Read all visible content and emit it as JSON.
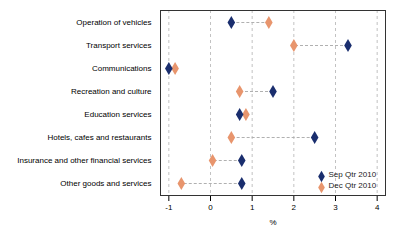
{
  "chart_data": {
    "type": "dumbbell",
    "orientation": "horizontal",
    "categories": [
      "Operation of vehicles",
      "Transport services",
      "Communications",
      "Recreation and culture",
      "Education services",
      "Hotels, cafes and restaurants",
      "Insurance and other financial services",
      "Other goods and services"
    ],
    "series": [
      {
        "name": "Sep Qtr 2010",
        "color": "#1a2e6e",
        "values": [
          0.5,
          3.3,
          -1.0,
          1.5,
          0.7,
          2.5,
          0.75,
          0.75
        ]
      },
      {
        "name": "Dec Qtr 2010",
        "color": "#e8956d",
        "values": [
          1.4,
          2.0,
          -0.85,
          0.7,
          0.85,
          0.5,
          0.05,
          -0.7
        ]
      }
    ],
    "xlabel": "%",
    "xlim": [
      -1.2,
      4.2
    ],
    "xticks": [
      -1,
      0,
      1,
      2,
      3,
      4
    ],
    "grid": true,
    "legend": "lower right",
    "marker": "diamond"
  }
}
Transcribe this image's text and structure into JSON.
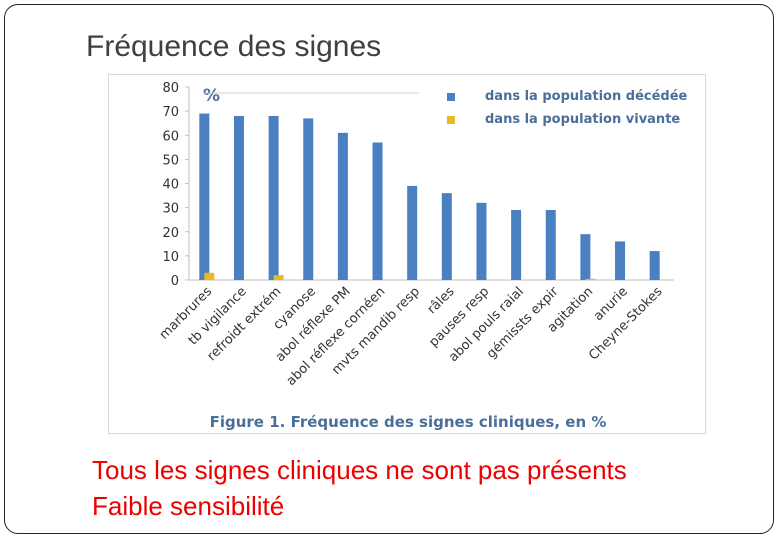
{
  "slide": {
    "title": "Fréquence des signes",
    "footer_line_1": "Tous les signes cliniques ne sont pas présents",
    "footer_line_2": "Faible sensibilité"
  },
  "colors": {
    "series_1": "#4a7fc1",
    "series_2": "#e8b828",
    "text_red": "#ee0000",
    "chart_text": "#4a6f9a"
  },
  "chart_data": {
    "type": "bar",
    "title": "Figure 1. Fréquence des signes cliniques, en %",
    "ylabel": "%",
    "xlabel": "",
    "ylim": [
      0,
      80
    ],
    "yticks": [
      0,
      10,
      20,
      30,
      40,
      50,
      60,
      70,
      80
    ],
    "grid": false,
    "legend_position": "top-right",
    "categories": [
      "marbrures",
      "tb vigilance",
      "refroidt extrém",
      "cyanose",
      "abol réflexe PM",
      "abol réflexe cornéen",
      "mvts mandib resp",
      "râles",
      "pauses resp",
      "abol pouls raial",
      "gémissts expir",
      "agitation",
      "anurie",
      "Cheyne-Stokes"
    ],
    "series": [
      {
        "name": "dans la population décédée",
        "values": [
          69,
          68,
          68,
          67,
          61,
          57,
          39,
          36,
          32,
          29,
          29,
          19,
          16,
          12
        ]
      },
      {
        "name": "dans la population vivante",
        "values": [
          3,
          0,
          2,
          0,
          0,
          0,
          0,
          0,
          0,
          0,
          0,
          0.5,
          0,
          0
        ]
      }
    ]
  }
}
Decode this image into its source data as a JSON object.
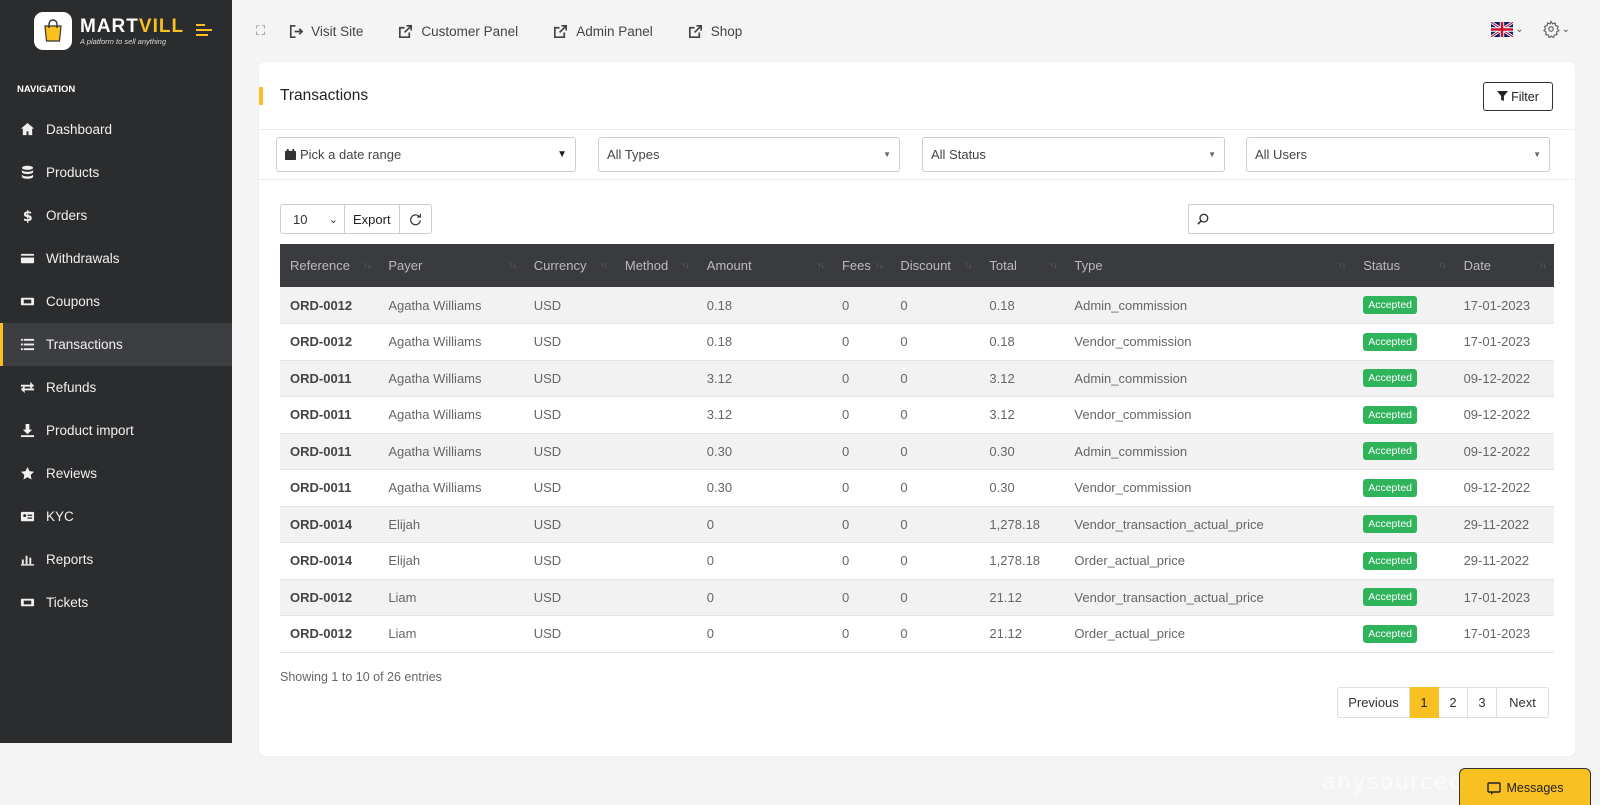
{
  "brand": {
    "name_part1": "MART",
    "name_part2": "VILL",
    "tagline": "A platform to sell anything"
  },
  "sidebar": {
    "heading": "NAVIGATION",
    "items": [
      {
        "label": "Dashboard",
        "icon": "home-icon"
      },
      {
        "label": "Products",
        "icon": "database-icon"
      },
      {
        "label": "Orders",
        "icon": "dollar-icon"
      },
      {
        "label": "Withdrawals",
        "icon": "card-icon"
      },
      {
        "label": "Coupons",
        "icon": "ticket-icon"
      },
      {
        "label": "Transactions",
        "icon": "list-icon",
        "active": true
      },
      {
        "label": "Refunds",
        "icon": "exchange-icon"
      },
      {
        "label": "Product import",
        "icon": "download-icon"
      },
      {
        "label": "Reviews",
        "icon": "star-icon"
      },
      {
        "label": "KYC",
        "icon": "id-card-icon"
      },
      {
        "label": "Reports",
        "icon": "bar-chart-icon"
      },
      {
        "label": "Tickets",
        "icon": "ticket-icon"
      }
    ]
  },
  "topbar": {
    "links": [
      {
        "label": "Visit Site",
        "icon": "sign-in-icon"
      },
      {
        "label": "Customer Panel",
        "icon": "external-link-icon"
      },
      {
        "label": "Admin Panel",
        "icon": "external-link-icon"
      },
      {
        "label": "Shop",
        "icon": "external-link-icon"
      }
    ],
    "language_flag": "uk-flag-icon"
  },
  "page": {
    "title": "Transactions",
    "filter_label": "Filter",
    "date_range_placeholder": "Pick a date range",
    "type_select": "All Types",
    "status_select": "All Status",
    "users_select": "All Users",
    "page_length": "10",
    "export_label": "Export"
  },
  "table": {
    "columns": [
      "Reference",
      "Payer",
      "Currency",
      "Method",
      "Amount",
      "Fees",
      "Discount",
      "Total",
      "Type",
      "Status",
      "Date"
    ],
    "rows": [
      [
        "ORD-0012",
        "Agatha Williams",
        "USD",
        "",
        "0.18",
        "0",
        "0",
        "0.18",
        "Admin_commission",
        "Accepted",
        "17-01-2023"
      ],
      [
        "ORD-0012",
        "Agatha Williams",
        "USD",
        "",
        "0.18",
        "0",
        "0",
        "0.18",
        "Vendor_commission",
        "Accepted",
        "17-01-2023"
      ],
      [
        "ORD-0011",
        "Agatha Williams",
        "USD",
        "",
        "3.12",
        "0",
        "0",
        "3.12",
        "Admin_commission",
        "Accepted",
        "09-12-2022"
      ],
      [
        "ORD-0011",
        "Agatha Williams",
        "USD",
        "",
        "3.12",
        "0",
        "0",
        "3.12",
        "Vendor_commission",
        "Accepted",
        "09-12-2022"
      ],
      [
        "ORD-0011",
        "Agatha Williams",
        "USD",
        "",
        "0.30",
        "0",
        "0",
        "0.30",
        "Admin_commission",
        "Accepted",
        "09-12-2022"
      ],
      [
        "ORD-0011",
        "Agatha Williams",
        "USD",
        "",
        "0.30",
        "0",
        "0",
        "0.30",
        "Vendor_commission",
        "Accepted",
        "09-12-2022"
      ],
      [
        "ORD-0014",
        "Elijah",
        "USD",
        "",
        "0",
        "0",
        "0",
        "1,278.18",
        "Vendor_transaction_actual_price",
        "Accepted",
        "29-11-2022"
      ],
      [
        "ORD-0014",
        "Elijah",
        "USD",
        "",
        "0",
        "0",
        "0",
        "1,278.18",
        "Order_actual_price",
        "Accepted",
        "29-11-2022"
      ],
      [
        "ORD-0012",
        "Liam",
        "USD",
        "",
        "0",
        "0",
        "0",
        "21.12",
        "Vendor_transaction_actual_price",
        "Accepted",
        "17-01-2023"
      ],
      [
        "ORD-0012",
        "Liam",
        "USD",
        "",
        "0",
        "0",
        "0",
        "21.12",
        "Order_actual_price",
        "Accepted",
        "17-01-2023"
      ]
    ]
  },
  "footer": {
    "info": "Showing 1 to 10 of 26 entries",
    "previous": "Previous",
    "pages": [
      "1",
      "2",
      "3"
    ],
    "active_page": "1",
    "next": "Next"
  },
  "messages_label": "Messages",
  "watermark": "anysourcecode.com",
  "colors": {
    "accent": "#f8c021",
    "sidebar_bg": "#2b2c2e",
    "success": "#2fb35b",
    "table_header": "#3a3b3e"
  }
}
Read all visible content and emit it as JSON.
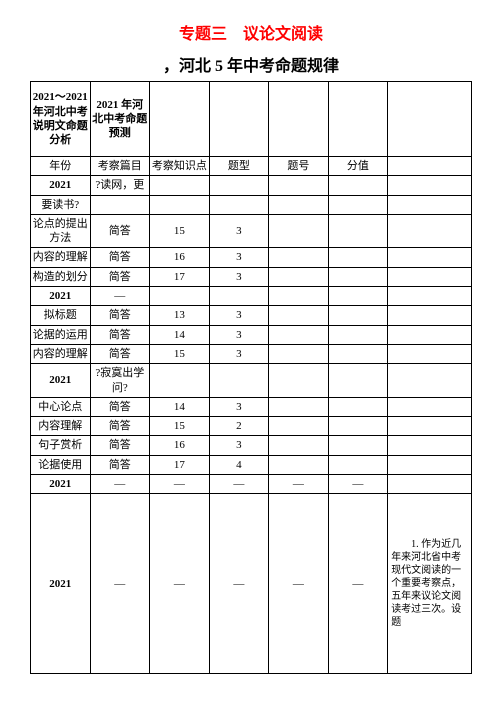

Objective
Every line of the data should be copied as it stands, without the images.

Answer to the exercise
Read all visible content and emit it as JSON.
{
  "chart_data": {
    "type": "dumbbell",
    "orientation": "horizontal",
    "categories": [
      "Operation of vehicles",
      "Transport services",
      "Communications",
      "Recreation and culture",
      "Education services",
      "Hotels, cafes and restaurants",
      "Insurance and other financial services",
      "Other goods and services"
    ],
    "series": [
      {
        "name": "Sep Qtr 2010",
        "color": "#1a2e6e",
        "values": [
          0.5,
          3.3,
          -1.0,
          1.5,
          0.7,
          2.5,
          0.75,
          0.75
        ]
      },
      {
        "name": "Dec Qtr 2010",
        "color": "#e8956d",
        "values": [
          1.4,
          2.0,
          -0.85,
          0.7,
          0.85,
          0.5,
          0.05,
          -0.7
        ]
      }
    ],
    "xlabel": "%",
    "xlim": [
      -1.2,
      4.2
    ],
    "xticks": [
      -1,
      0,
      1,
      2,
      3,
      4
    ],
    "grid": true,
    "legend": "lower right",
    "marker": "diamond"
  }
}
Transcribe this image's text and structure into JSON.
{
  "slide": {
    "title": "Fréquence des signes",
    "footer_line_1": "Tous les signes cliniques ne sont pas présents",
    "footer_line_2": "Faible sensibilité"
  },
  "colors": {
    "series_1": "#4a7fc1",
    "series_2": "#e8b828",
    "text_red": "#ee0000",
    "chart_text": "#4a6f9a"
  },
  "chart_data": {
    "type": "bar",
    "title": "Figure 1. Fréquence des signes cliniques, en %",
    "ylabel": "%",
    "xlabel": "",
    "ylim": [
      0,
      80
    ],
    "yticks": [
      0,
      10,
      20,
      30,
      40,
      50,
      60,
      70,
      80
    ],
    "grid": false,
    "legend_position": "top-right",
    "categories": [
      "marbrures",
      "tb vigilance",
      "refroidt extrém",
      "cyanose",
      "abol réflexe PM",
      "abol réflexe cornéen",
      "mvts mandib resp",
      "râles",
      "pauses resp",
      "abol pouls raial",
      "gémissts expir",
      "agitation",
      "anurie",
      "Cheyne-Stokes"
    ],
    "series": [
      {
        "name": "dans la population décédée",
        "values": [
          69,
          68,
          68,
          67,
          61,
          57,
          39,
          36,
          32,
          29,
          29,
          19,
          16,
          12
        ]
      },
      {
        "name": "dans la population vivante",
        "values": [
          3,
          0,
          2,
          0,
          0,
          0,
          0,
          0,
          0,
          0,
          0,
          0.5,
          0,
          0
        ]
      }
    ]
  }
}
Decode this image into its source data as a JSON object.
{
  "brand": {
    "name_part1": "MART",
    "name_part2": "VILL",
    "tagline": "A platform to sell anything"
  },
  "sidebar": {
    "heading": "NAVIGATION",
    "items": [
      {
        "label": "Dashboard",
        "icon": "home-icon"
      },
      {
        "label": "Products",
        "icon": "database-icon"
      },
      {
        "label": "Orders",
        "icon": "dollar-icon"
      },
      {
        "label": "Withdrawals",
        "icon": "card-icon"
      },
      {
        "label": "Coupons",
        "icon": "ticket-icon"
      },
      {
        "label": "Transactions",
        "icon": "list-icon",
        "active": true
      },
      {
        "label": "Refunds",
        "icon": "exchange-icon"
      },
      {
        "label": "Product import",
        "icon": "download-icon"
      },
      {
        "label": "Reviews",
        "icon": "star-icon"
      },
      {
        "label": "KYC",
        "icon": "id-card-icon"
      },
      {
        "label": "Reports",
        "icon": "bar-chart-icon"
      },
      {
        "label": "Tickets",
        "icon": "ticket-icon"
      }
    ]
  },
  "topbar": {
    "links": [
      {
        "label": "Visit Site",
        "icon": "sign-in-icon"
      },
      {
        "label": "Customer Panel",
        "icon": "external-link-icon"
      },
      {
        "label": "Admin Panel",
        "icon": "external-link-icon"
      },
      {
        "label": "Shop",
        "icon": "external-link-icon"
      }
    ],
    "language_flag": "uk-flag-icon"
  },
  "page": {
    "title": "Transactions",
    "filter_label": "Filter",
    "date_range_placeholder": "Pick a date range",
    "type_select": "All Types",
    "status_select": "All Status",
    "users_select": "All Users",
    "page_length": "10",
    "export_label": "Export"
  },
  "table": {
    "columns": [
      "Reference",
      "Payer",
      "Currency",
      "Method",
      "Amount",
      "Fees",
      "Discount",
      "Total",
      "Type",
      "Status",
      "Date"
    ],
    "rows": [
      [
        "ORD-0012",
        "Agatha Williams",
        "USD",
        "",
        "0.18",
        "0",
        "0",
        "0.18",
        "Admin_commission",
        "Accepted",
        "17-01-2023"
      ],
      [
        "ORD-0012",
        "Agatha Williams",
        "USD",
        "",
        "0.18",
        "0",
        "0",
        "0.18",
        "Vendor_commission",
        "Accepted",
        "17-01-2023"
      ],
      [
        "ORD-0011",
        "Agatha Williams",
        "USD",
        "",
        "3.12",
        "0",
        "0",
        "3.12",
        "Admin_commission",
        "Accepted",
        "09-12-2022"
      ],
      [
        "ORD-0011",
        "Agatha Williams",
        "USD",
        "",
        "3.12",
        "0",
        "0",
        "3.12",
        "Vendor_commission",
        "Accepted",
        "09-12-2022"
      ],
      [
        "ORD-0011",
        "Agatha Williams",
        "USD",
        "",
        "0.30",
        "0",
        "0",
        "0.30",
        "Admin_commission",
        "Accepted",
        "09-12-2022"
      ],
      [
        "ORD-0011",
        "Agatha Williams",
        "USD",
        "",
        "0.30",
        "0",
        "0",
        "0.30",
        "Vendor_commission",
        "Accepted",
        "09-12-2022"
      ],
      [
        "ORD-0014",
        "Elijah",
        "USD",
        "",
        "0",
        "0",
        "0",
        "1,278.18",
        "Vendor_transaction_actual_price",
        "Accepted",
        "29-11-2022"
      ],
      [
        "ORD-0014",
        "Elijah",
        "USD",
        "",
        "0",
        "0",
        "0",
        "1,278.18",
        "Order_actual_price",
        "Accepted",
        "29-11-2022"
      ],
      [
        "ORD-0012",
        "Liam",
        "USD",
        "",
        "0",
        "0",
        "0",
        "21.12",
        "Vendor_transaction_actual_price",
        "Accepted",
        "17-01-2023"
      ],
      [
        "ORD-0012",
        "Liam",
        "USD",
        "",
        "0",
        "0",
        "0",
        "21.12",
        "Order_actual_price",
        "Accepted",
        "17-01-2023"
      ]
    ]
  },
  "footer": {
    "info": "Showing 1 to 10 of 26 entries",
    "previous": "Previous",
    "pages": [
      "1",
      "2",
      "3"
    ],
    "active_page": "1",
    "next": "Next"
  },
  "messages_label": "Messages",
  "watermark": "anysourcecode.com",
  "colors": {
    "accent": "#f8c021",
    "sidebar_bg": "#2b2c2e",
    "success": "#2fb35b",
    "table_header": "#3a3b3e"
  }
}
Read all visible content and emit it as JSON.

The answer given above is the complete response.